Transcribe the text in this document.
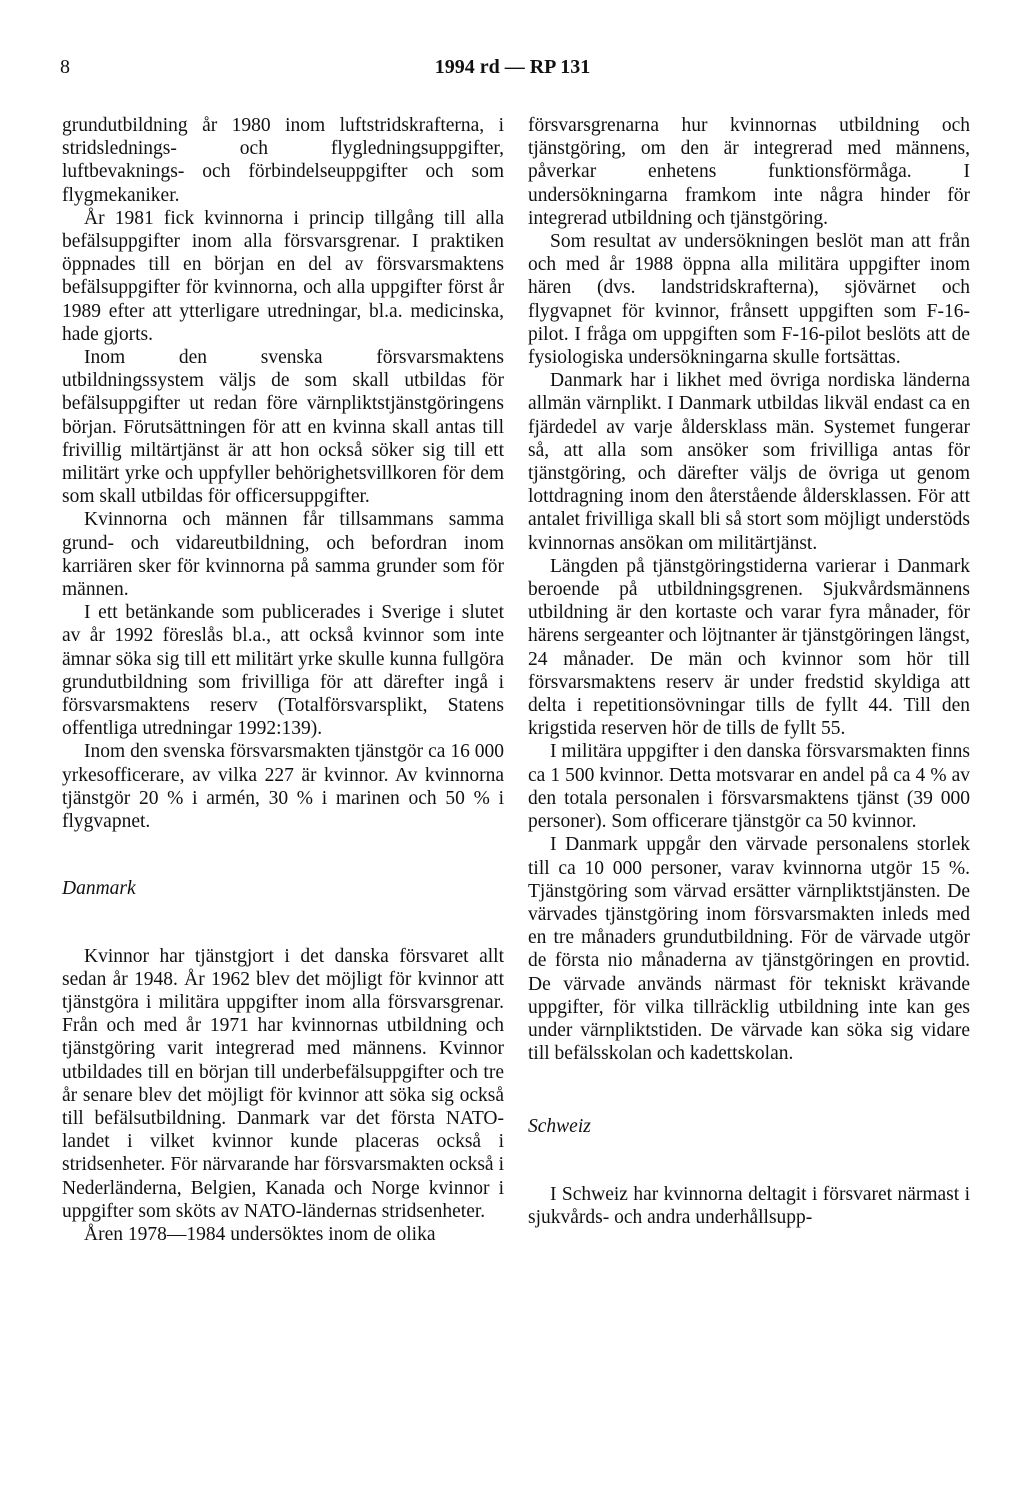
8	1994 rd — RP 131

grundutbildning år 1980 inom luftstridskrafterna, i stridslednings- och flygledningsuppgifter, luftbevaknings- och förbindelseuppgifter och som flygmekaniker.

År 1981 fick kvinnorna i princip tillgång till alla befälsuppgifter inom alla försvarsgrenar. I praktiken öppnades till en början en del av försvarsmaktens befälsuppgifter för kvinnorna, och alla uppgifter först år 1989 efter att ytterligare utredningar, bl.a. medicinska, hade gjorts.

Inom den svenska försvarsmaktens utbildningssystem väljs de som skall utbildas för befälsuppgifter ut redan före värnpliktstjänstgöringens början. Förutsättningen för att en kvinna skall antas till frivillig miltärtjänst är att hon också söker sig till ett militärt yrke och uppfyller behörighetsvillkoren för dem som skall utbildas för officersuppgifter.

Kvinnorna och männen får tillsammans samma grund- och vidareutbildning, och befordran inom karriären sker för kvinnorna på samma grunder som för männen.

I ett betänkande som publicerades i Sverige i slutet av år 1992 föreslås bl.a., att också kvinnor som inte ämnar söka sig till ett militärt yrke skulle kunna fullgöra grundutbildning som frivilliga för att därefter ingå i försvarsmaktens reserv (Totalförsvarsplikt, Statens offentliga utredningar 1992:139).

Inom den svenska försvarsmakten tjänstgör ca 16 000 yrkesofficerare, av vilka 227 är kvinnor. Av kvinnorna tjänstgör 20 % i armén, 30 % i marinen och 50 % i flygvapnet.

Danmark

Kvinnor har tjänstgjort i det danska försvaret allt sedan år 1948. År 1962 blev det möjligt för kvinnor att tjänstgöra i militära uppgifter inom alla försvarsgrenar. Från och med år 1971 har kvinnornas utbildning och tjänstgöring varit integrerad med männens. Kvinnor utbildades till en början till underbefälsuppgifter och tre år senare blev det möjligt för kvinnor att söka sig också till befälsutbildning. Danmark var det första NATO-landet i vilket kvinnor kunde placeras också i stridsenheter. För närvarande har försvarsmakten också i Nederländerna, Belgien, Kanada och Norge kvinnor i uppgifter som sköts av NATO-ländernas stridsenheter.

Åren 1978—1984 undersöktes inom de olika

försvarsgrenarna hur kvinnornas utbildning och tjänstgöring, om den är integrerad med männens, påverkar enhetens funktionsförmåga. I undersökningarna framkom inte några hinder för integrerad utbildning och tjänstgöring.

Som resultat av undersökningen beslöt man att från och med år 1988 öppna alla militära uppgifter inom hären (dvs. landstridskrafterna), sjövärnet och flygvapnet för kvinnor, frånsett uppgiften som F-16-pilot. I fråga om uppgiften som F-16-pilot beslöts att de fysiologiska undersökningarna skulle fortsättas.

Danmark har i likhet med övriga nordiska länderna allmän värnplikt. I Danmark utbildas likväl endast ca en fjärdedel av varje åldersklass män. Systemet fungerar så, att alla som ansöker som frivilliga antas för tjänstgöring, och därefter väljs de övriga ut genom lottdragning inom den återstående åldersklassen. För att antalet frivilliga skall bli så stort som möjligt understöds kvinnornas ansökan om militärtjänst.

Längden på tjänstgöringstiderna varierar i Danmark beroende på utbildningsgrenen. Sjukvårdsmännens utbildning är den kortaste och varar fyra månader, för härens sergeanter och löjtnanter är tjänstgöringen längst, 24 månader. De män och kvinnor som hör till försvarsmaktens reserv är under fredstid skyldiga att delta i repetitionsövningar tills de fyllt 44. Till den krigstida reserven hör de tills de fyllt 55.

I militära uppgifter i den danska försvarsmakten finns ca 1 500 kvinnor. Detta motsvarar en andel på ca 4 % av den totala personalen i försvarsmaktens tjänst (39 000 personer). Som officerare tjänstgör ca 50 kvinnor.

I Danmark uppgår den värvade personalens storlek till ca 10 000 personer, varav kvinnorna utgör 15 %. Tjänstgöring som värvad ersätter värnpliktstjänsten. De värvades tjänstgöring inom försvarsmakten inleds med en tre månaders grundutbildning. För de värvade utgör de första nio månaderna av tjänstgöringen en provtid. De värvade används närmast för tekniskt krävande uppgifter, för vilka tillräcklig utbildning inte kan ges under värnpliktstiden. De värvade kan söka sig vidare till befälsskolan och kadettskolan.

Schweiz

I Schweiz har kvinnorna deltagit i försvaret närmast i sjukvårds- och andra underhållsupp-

==

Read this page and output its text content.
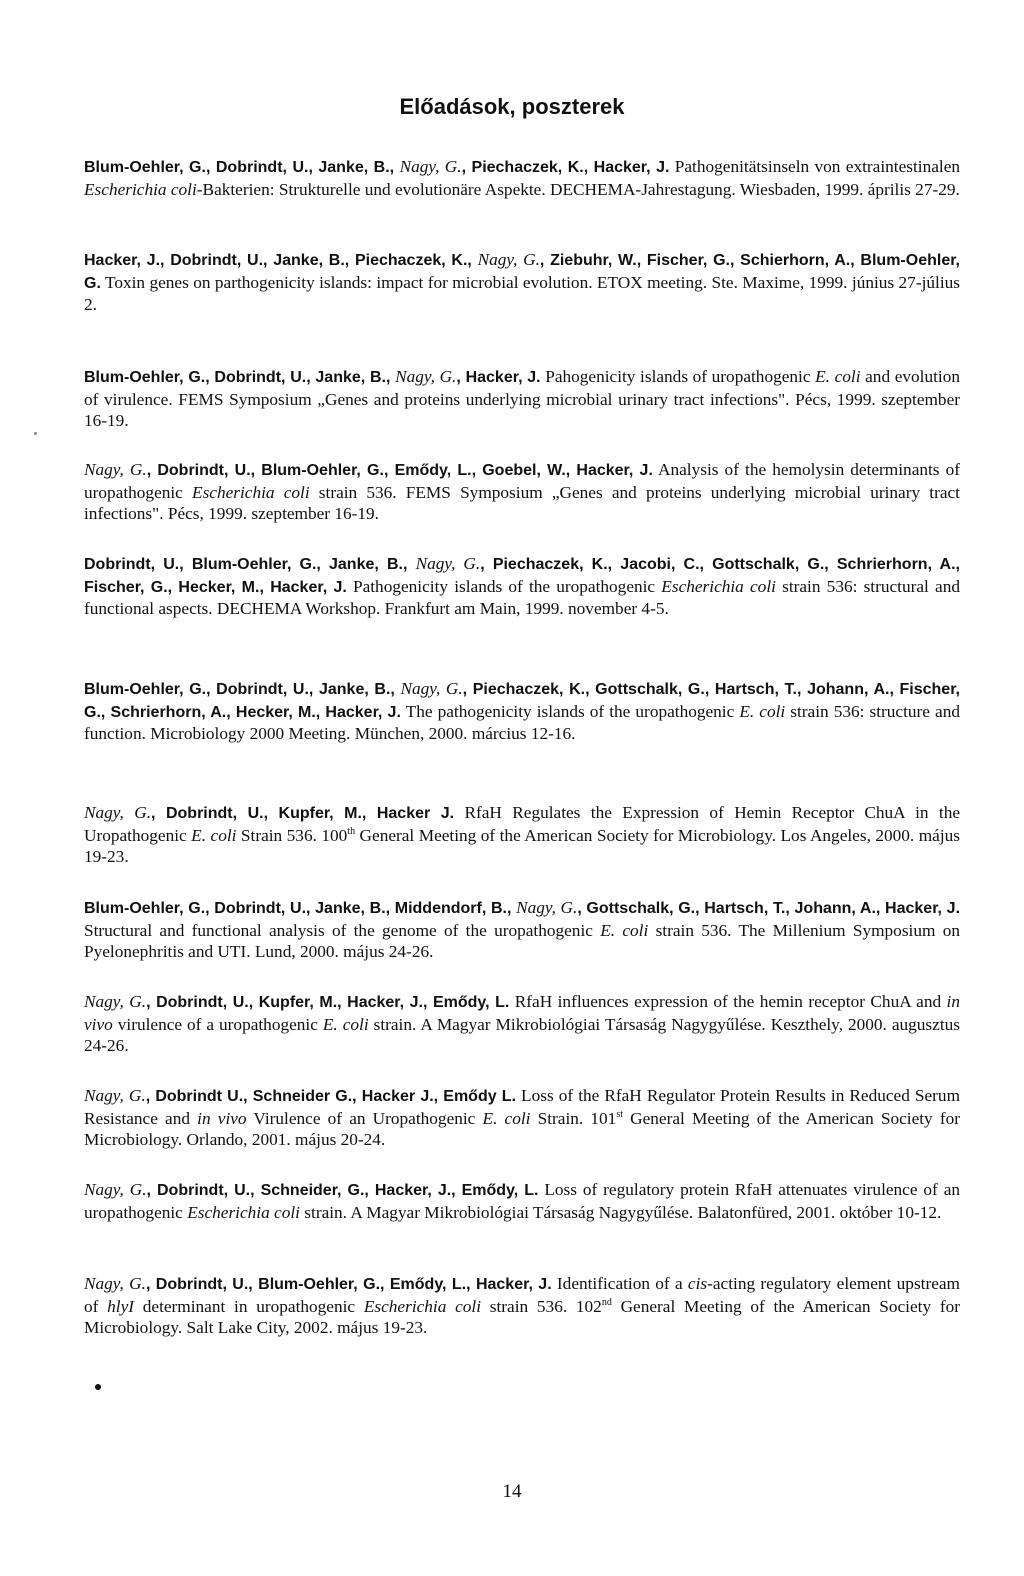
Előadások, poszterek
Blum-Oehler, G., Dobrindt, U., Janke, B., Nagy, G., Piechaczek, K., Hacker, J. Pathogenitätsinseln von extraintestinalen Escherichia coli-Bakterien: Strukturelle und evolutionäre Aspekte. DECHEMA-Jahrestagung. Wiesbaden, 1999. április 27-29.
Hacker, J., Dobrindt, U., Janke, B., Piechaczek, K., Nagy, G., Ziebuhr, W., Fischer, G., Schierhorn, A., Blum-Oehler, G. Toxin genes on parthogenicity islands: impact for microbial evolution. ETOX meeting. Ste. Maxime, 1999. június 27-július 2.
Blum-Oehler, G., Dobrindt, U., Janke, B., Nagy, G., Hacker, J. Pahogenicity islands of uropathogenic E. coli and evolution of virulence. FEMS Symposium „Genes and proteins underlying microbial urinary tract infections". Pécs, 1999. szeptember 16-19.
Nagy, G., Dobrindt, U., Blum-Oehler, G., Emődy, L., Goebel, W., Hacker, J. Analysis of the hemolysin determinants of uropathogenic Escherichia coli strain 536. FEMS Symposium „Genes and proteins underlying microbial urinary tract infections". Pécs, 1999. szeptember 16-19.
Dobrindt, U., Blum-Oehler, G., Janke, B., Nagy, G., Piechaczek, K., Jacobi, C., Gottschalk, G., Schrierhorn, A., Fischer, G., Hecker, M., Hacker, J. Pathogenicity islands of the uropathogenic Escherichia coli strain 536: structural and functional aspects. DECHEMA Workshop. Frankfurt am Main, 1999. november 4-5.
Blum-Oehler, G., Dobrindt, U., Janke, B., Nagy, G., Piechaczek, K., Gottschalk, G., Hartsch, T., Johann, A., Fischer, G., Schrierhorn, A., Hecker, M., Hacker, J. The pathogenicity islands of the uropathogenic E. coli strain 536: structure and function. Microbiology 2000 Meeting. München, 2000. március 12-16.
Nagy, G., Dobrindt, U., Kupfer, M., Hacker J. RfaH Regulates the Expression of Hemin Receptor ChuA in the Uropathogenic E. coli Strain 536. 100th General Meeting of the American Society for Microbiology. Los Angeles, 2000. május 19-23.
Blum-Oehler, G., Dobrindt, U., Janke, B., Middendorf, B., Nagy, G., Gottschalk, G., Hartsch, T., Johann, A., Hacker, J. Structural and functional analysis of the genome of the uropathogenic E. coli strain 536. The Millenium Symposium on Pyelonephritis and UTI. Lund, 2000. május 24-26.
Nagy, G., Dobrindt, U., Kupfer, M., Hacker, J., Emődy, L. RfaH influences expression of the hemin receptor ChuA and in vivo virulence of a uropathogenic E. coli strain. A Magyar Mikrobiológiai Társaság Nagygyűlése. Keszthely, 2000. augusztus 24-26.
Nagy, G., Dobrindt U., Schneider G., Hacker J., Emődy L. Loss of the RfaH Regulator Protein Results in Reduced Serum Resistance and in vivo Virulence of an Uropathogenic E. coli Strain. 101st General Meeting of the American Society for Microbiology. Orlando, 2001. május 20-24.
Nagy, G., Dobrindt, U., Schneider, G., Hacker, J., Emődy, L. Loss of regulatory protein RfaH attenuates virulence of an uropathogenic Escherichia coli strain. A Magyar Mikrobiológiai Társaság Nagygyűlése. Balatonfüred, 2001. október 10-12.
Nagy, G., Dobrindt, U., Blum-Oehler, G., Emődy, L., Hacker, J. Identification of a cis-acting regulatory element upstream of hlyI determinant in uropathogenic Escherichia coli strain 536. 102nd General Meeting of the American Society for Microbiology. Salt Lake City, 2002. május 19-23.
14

Task to carry out:
Look for the word "this" throughout the material above and copy every line that has it.

Problem solution:
Transcribe the text in this document.
Read this page and output its text content.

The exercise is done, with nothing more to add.